* Extrait:
Sous une perspective contemporaine, nous comprenons que la monarchie totalitaire fut un échec, y compris la monarchie biblique. Si nous pouvons envisager une royauté messianique, avec un roi-messie incarnant le summum des valeurs humaines, il paraît difficile d’envisager de rétablir la royauté juive au sein de l’état d’Israël, si celui-ci décidait de suivre la loi juive. Pourtant, la Torah semble s’exprimer clairement sur la question :

« Lorsque tu arriveras dans le pays que Dieu te donne et que tu en auras pris possession, tu diras : « je voudrais mettre un roi à ma tête, comme tous les peuples qui m’entourent ». Tu placeras un roi choisi par Dieu. Tu le choisiras parmi tes frères, tu ne pourras nommer un étranger, qui n’est pas ton frère ».2

A priori, aux juifs de placer un roi à leur tête, une fois installés dans le pays d’Israël. Pourtant, le Natsiv (Rav Naftali Tsvi Yéhouda Berlin, 19e siècle, Europe de l’Est) ne voit pas les choses ainsi et se permet de réinterpréter ces versets à l’instar du Rambam qui réinterprétait ceux qui parlaient du corps de Dieu.

* Jeu de données:

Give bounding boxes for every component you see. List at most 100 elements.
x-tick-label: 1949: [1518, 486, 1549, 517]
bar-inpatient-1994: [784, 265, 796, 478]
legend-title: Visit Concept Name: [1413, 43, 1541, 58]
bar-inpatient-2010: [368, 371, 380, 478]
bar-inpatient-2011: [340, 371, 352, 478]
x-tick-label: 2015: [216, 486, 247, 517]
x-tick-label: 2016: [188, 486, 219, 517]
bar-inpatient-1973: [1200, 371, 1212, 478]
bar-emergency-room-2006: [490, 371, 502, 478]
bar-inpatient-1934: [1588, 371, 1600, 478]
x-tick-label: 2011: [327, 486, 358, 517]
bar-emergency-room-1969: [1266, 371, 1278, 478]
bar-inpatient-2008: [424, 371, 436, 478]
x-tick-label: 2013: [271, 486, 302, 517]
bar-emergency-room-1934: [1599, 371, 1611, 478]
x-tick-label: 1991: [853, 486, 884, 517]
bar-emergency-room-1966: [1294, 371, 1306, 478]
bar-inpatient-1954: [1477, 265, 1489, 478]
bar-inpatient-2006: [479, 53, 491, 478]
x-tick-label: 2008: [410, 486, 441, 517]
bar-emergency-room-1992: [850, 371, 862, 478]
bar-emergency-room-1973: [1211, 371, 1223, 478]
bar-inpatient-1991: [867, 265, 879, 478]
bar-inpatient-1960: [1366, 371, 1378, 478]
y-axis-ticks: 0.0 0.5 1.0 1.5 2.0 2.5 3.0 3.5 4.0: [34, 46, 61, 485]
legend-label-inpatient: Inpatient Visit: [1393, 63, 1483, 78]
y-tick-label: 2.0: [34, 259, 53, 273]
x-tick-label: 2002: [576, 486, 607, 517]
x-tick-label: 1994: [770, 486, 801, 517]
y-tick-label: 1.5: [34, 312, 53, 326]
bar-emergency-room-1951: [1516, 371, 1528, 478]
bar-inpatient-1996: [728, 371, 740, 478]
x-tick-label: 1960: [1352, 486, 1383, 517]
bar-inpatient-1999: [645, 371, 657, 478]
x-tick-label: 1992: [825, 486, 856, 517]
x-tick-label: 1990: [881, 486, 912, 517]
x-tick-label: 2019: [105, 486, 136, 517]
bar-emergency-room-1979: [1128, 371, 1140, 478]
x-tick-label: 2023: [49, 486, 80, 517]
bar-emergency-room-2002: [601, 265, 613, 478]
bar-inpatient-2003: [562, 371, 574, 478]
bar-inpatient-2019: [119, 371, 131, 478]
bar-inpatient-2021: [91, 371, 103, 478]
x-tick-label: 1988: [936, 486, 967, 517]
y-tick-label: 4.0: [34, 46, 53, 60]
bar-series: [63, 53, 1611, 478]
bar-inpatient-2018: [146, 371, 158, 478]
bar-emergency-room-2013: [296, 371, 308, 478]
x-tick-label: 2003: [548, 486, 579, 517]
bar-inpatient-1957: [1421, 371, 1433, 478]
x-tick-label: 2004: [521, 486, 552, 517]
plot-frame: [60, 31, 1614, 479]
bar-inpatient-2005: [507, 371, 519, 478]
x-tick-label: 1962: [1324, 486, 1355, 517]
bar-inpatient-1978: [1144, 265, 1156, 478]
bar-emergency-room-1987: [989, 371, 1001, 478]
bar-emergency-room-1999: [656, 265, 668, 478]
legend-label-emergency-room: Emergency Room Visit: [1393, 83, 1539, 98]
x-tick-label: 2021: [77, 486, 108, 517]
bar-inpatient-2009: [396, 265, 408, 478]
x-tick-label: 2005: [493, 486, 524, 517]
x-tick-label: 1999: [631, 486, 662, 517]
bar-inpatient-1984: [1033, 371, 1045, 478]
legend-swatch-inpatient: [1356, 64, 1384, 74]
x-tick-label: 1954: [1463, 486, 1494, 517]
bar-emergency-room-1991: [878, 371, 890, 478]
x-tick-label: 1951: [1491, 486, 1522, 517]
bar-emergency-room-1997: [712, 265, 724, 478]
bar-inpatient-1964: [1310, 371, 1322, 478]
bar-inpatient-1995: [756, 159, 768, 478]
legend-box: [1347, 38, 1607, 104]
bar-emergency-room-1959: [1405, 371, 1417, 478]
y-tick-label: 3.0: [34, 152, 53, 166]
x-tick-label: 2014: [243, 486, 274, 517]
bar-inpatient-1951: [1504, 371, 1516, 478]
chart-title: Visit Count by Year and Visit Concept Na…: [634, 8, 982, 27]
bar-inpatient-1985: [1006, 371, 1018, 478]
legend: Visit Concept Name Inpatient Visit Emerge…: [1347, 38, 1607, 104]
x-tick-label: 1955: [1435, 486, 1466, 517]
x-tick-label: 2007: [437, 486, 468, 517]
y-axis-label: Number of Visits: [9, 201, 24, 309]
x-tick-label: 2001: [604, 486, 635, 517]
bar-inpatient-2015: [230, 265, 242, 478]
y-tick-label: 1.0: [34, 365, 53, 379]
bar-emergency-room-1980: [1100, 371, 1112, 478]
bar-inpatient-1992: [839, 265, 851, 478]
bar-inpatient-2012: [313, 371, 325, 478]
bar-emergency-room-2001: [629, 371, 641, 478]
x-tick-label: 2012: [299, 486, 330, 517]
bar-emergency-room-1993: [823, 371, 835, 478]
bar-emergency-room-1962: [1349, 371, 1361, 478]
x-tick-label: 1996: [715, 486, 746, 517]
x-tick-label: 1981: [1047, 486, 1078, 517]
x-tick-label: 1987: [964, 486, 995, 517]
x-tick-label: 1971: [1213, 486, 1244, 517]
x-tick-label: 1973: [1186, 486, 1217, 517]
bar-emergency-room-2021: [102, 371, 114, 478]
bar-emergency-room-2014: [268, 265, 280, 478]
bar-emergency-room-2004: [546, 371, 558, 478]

* Consignes:
1. Relevez toutes les formes de monarchie ou de royauté que nomme le passage sur la royauté juive.
2. Poursuivez le passage sur la royauté juive après sa dernière phrase.
Les lignes ne sont pas nécessaires pour traiter ces consignes.

* Réponses par consigne:
1. La monarchie totalitaire, la monarchie biblique, une royauté messianique, la royauté juive.

2.
Le Natsiv commence par se demander ce que signifie l’expression « et tu diras » ? et le voilà qui répond qu’étant donné qu’un régime politique est astreignant pour tous ses citoyens, il convient de laisser le peuple choisir le régime qu’il désire. « et tu diras », c’est donc une demande du peuple à Dieu, du bas vers le haut.

Dans le même ordre d’idée, le Natsiv interprète l’expression « comme tous les peuples qui m’entourent ». Généralement, la Torah nous parle justement de l’interdit d’imiter les coutumes non-juives. Ici pourtant, nous dit le Natsiv, la Torah vient nous dire que nous devons choisir notre régime politique. Comment le choisir ? En voyant ce qui se passe chez les peuples qui nous entourent.

Ainsi, « roi » ne signifie que « dirigeant » et le seul devoir qui incombe aux juifs et celui d’installer un régime politique qui ne soit pas anarchique. C’est dans les mots même des versets que le Natsiv justifie l’établissement d’un régime démocratique.

Cette interprétation rentre totalement dans les mots, et pourtant, elle n’aurait pu être écrite par Rashi, Ramban, ou tout autre exégète qui vivait à une époque où la démocratie n’existait nulle part au monde. Le Natsiv vécut au 19e siècle, dans une Europe où les idées démocratiques gagnaient peu à peu l’ensemble des pays. C’est avec ce bagage culturel que le Natsiv relia le texte, pour y découvrir des choses que nul n’avait vu avant lui. Cette idée moderne qu’est la démocratie se retrouve soudain liée à un texte bien plus ancien. Il n’y a pas confrontation, mais conciliation.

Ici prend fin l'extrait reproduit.